Write down each entry again, exactly as it reads.

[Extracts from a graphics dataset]

** start **

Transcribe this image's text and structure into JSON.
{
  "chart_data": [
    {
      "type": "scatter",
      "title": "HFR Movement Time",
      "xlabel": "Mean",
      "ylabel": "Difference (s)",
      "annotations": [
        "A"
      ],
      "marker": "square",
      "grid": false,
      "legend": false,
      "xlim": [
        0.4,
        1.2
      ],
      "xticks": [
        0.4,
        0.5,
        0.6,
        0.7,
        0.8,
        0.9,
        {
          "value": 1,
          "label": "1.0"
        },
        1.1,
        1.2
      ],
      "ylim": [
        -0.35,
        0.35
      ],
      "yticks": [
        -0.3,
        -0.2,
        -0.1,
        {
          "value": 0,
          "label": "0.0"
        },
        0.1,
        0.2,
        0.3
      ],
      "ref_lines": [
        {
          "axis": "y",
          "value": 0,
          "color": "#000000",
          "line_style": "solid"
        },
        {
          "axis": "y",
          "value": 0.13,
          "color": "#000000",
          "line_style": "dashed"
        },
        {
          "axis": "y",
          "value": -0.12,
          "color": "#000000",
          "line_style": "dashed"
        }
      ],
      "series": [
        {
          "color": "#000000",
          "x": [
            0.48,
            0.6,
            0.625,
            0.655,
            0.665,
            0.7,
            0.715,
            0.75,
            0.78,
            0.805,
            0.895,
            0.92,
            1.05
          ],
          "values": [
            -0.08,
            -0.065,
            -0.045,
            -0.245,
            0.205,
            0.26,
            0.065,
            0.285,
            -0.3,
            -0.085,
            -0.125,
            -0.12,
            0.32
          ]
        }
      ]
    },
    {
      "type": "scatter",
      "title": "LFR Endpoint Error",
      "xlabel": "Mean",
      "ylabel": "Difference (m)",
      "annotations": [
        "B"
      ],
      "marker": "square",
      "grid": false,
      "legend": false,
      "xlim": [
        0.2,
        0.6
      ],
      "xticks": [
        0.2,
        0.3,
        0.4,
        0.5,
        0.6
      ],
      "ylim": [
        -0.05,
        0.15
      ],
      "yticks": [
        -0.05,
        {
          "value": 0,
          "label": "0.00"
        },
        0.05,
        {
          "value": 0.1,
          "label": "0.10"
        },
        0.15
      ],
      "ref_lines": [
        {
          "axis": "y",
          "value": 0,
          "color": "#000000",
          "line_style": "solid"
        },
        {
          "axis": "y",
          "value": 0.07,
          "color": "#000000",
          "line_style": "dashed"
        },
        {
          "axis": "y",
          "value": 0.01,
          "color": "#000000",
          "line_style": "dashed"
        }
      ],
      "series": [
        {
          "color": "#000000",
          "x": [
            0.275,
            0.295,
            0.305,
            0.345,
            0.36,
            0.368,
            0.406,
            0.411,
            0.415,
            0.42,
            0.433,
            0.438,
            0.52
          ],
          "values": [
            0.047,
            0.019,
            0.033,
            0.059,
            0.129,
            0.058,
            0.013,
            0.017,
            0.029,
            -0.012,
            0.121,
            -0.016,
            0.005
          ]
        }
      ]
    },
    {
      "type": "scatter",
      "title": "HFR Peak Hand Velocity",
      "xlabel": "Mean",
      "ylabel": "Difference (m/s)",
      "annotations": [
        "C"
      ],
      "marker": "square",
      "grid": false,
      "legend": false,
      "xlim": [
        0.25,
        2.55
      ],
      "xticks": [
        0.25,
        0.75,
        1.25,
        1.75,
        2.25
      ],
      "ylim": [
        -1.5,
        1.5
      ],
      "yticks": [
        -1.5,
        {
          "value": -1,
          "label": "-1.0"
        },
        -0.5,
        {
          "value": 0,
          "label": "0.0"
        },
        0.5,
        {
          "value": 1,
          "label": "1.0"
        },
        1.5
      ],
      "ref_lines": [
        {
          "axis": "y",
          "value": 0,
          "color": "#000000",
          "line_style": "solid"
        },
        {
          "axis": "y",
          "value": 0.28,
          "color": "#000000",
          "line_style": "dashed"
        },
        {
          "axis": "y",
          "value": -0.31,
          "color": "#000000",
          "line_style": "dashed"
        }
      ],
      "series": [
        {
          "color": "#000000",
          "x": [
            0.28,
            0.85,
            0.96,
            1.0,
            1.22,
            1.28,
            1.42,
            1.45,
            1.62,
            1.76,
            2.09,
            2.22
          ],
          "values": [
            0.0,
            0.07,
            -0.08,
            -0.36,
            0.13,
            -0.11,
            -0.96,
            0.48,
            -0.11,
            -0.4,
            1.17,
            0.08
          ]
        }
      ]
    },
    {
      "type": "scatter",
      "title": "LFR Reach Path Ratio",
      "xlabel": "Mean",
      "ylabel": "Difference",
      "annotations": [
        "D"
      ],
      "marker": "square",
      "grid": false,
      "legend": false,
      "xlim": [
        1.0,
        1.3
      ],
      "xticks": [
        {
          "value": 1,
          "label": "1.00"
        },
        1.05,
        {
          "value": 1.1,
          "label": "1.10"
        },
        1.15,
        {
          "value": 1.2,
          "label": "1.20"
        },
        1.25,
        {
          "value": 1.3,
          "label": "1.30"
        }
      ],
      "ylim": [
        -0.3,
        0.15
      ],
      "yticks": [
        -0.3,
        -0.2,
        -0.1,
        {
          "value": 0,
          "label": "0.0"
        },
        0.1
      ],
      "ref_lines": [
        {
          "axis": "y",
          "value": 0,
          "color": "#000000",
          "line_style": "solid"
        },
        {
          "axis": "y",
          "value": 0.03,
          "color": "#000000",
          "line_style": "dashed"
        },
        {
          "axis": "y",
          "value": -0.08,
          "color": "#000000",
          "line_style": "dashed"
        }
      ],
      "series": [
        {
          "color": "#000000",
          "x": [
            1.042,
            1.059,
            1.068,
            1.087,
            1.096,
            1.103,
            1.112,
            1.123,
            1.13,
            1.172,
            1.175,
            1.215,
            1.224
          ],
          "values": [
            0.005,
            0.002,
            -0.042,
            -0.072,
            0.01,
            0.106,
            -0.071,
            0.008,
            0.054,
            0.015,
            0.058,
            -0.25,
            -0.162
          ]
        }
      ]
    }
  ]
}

** end **

Result for this exercise:
Transcribe this image's text and structure into JSON.
{
  "chart_data": [
    {
      "type": "scatter",
      "title": "HFR Movement Time",
      "xlabel": "Mean",
      "ylabel": "Difference (s)",
      "annotations": [
        "A"
      ],
      "marker": "square",
      "grid": false,
      "legend": false,
      "xlim": [
        0.4,
        1.2
      ],
      "xticks": [
        0.4,
        0.5,
        0.6,
        0.7,
        0.8,
        0.9,
        {
          "value": 1,
          "label": "1.0"
        },
        1.1,
        1.2
      ],
      "ylim": [
        -0.35,
        0.35
      ],
      "yticks": [
        -0.3,
        -0.2,
        -0.1,
        {
          "value": 0,
          "label": "0.0"
        },
        0.1,
        0.2,
        0.3
      ],
      "ref_lines": [
        {
          "axis": "y",
          "value": 0,
          "color": "#000000",
          "line_style": "solid"
        },
        {
          "axis": "y",
          "value": 0.13,
          "color": "#000000",
          "line_style": "dashed"
        },
        {
          "axis": "y",
          "value": -0.12,
          "color": "#000000",
          "line_style": "dashed"
        }
      ],
      "series": [
        {
          "color": "#000000",
          "x": [
            0.48,
            0.6,
            0.625,
            0.655,
            0.665,
            0.7,
            0.715,
            0.75,
            0.78,
            0.805,
            0.895,
            0.92,
            1.05
          ],
          "values": [
            -0.08,
            -0.065,
            -0.045,
            -0.245,
            0.205,
            0.26,
            0.065,
            0.285,
            -0.3,
            -0.085,
            -0.125,
            -0.12,
            0.32
          ]
        }
      ]
    },
    {
      "type": "scatter",
      "title": "LFR Endpoint Error",
      "xlabel": "Mean",
      "ylabel": "Difference (m)",
      "annotations": [
        "B"
      ],
      "marker": "square",
      "grid": false,
      "legend": false,
      "xlim": [
        0.2,
        0.6
      ],
      "xticks": [
        0.2,
        0.3,
        0.4,
        0.5,
        0.6
      ],
      "ylim": [
        -0.05,
        0.15
      ],
      "yticks": [
        -0.05,
        {
          "value": 0,
          "label": "0.00"
        },
        0.05,
        {
          "value": 0.1,
          "label": "0.10"
        },
        0.15
      ],
      "ref_lines": [
        {
          "axis": "y",
          "value": 0,
          "color": "#000000",
          "line_style": "solid"
        },
        {
          "axis": "y",
          "value": 0.07,
          "color": "#000000",
          "line_style": "dashed"
        },
        {
          "axis": "y",
          "value": 0.01,
          "color": "#000000",
          "line_style": "dashed"
        }
      ],
      "series": [
        {
          "color": "#000000",
          "x": [
            0.275,
            0.295,
            0.305,
            0.345,
            0.36,
            0.368,
            0.406,
            0.411,
            0.415,
            0.42,
            0.433,
            0.438,
            0.52
          ],
          "values": [
            0.047,
            0.019,
            0.033,
            0.059,
            0.129,
            0.058,
            0.013,
            0.017,
            0.029,
            -0.012,
            0.121,
            -0.016,
            0.005
          ]
        }
      ]
    },
    {
      "type": "scatter",
      "title": "HFR Peak Hand Velocity",
      "xlabel": "Mean",
      "ylabel": "Difference (m/s)",
      "annotations": [
        "C"
      ],
      "marker": "square",
      "grid": false,
      "legend": false,
      "xlim": [
        0.25,
        2.55
      ],
      "xticks": [
        0.25,
        0.75,
        1.25,
        1.75,
        2.25
      ],
      "ylim": [
        -1.5,
        1.5
      ],
      "yticks": [
        -1.5,
        {
          "value": -1,
          "label": "-1.0"
        },
        -0.5,
        {
          "value": 0,
          "label": "0.0"
        },
        0.5,
        {
          "value": 1,
          "label": "1.0"
        },
        1.5
      ],
      "ref_lines": [
        {
          "axis": "y",
          "value": 0,
          "color": "#000000",
          "line_style": "solid"
        },
        {
          "axis": "y",
          "value": 0.28,
          "color": "#000000",
          "line_style": "dashed"
        },
        {
          "axis": "y",
          "value": -0.31,
          "color": "#000000",
          "line_style": "dashed"
        }
      ],
      "series": [
        {
          "color": "#000000",
          "x": [
            0.28,
            0.85,
            0.96,
            1.0,
            1.22,
            1.28,
            1.42,
            1.45,
            1.62,
            1.76,
            2.09,
            2.22
          ],
          "values": [
            0.0,
            0.07,
            -0.08,
            -0.36,
            0.13,
            -0.11,
            -0.96,
            0.48,
            -0.11,
            -0.4,
            1.17,
            0.08
          ]
        }
      ]
    },
    {
      "type": "scatter",
      "title": "LFR Reach Path Ratio",
      "xlabel": "Mean",
      "ylabel": "Difference",
      "annotations": [
        "D"
      ],
      "marker": "square",
      "grid": false,
      "legend": false,
      "xlim": [
        1.0,
        1.3
      ],
      "xticks": [
        {
          "value": 1,
          "label": "1.00"
        },
        1.05,
        {
          "value": 1.1,
          "label": "1.10"
        },
        1.15,
        {
          "value": 1.2,
          "label": "1.20"
        },
        1.25,
        {
          "value": 1.3,
          "label": "1.30"
        }
      ],
      "ylim": [
        -0.3,
        0.15
      ],
      "yticks": [
        -0.3,
        -0.2,
        -0.1,
        {
          "value": 0,
          "label": "0.0"
        },
        0.1
      ],
      "ref_lines": [
        {
          "axis": "y",
          "value": 0,
          "color": "#000000",
          "line_style": "solid"
        },
        {
          "axis": "y",
          "value": 0.03,
          "color": "#000000",
          "line_style": "dashed"
        },
        {
          "axis": "y",
          "value": -0.08,
          "color": "#000000",
          "line_style": "dashed"
        }
      ],
      "series": [
        {
          "color": "#000000",
          "x": [
            1.042,
            1.059,
            1.068,
            1.087,
            1.096,
            1.103,
            1.112,
            1.123,
            1.13,
            1.172,
            1.175,
            1.215,
            1.224
          ],
          "values": [
            0.005,
            0.002,
            -0.042,
            -0.072,
            0.01,
            0.106,
            -0.071,
            0.008,
            0.054,
            0.015,
            0.058,
            -0.25,
            -0.162
          ]
        }
      ]
    }
  ]
}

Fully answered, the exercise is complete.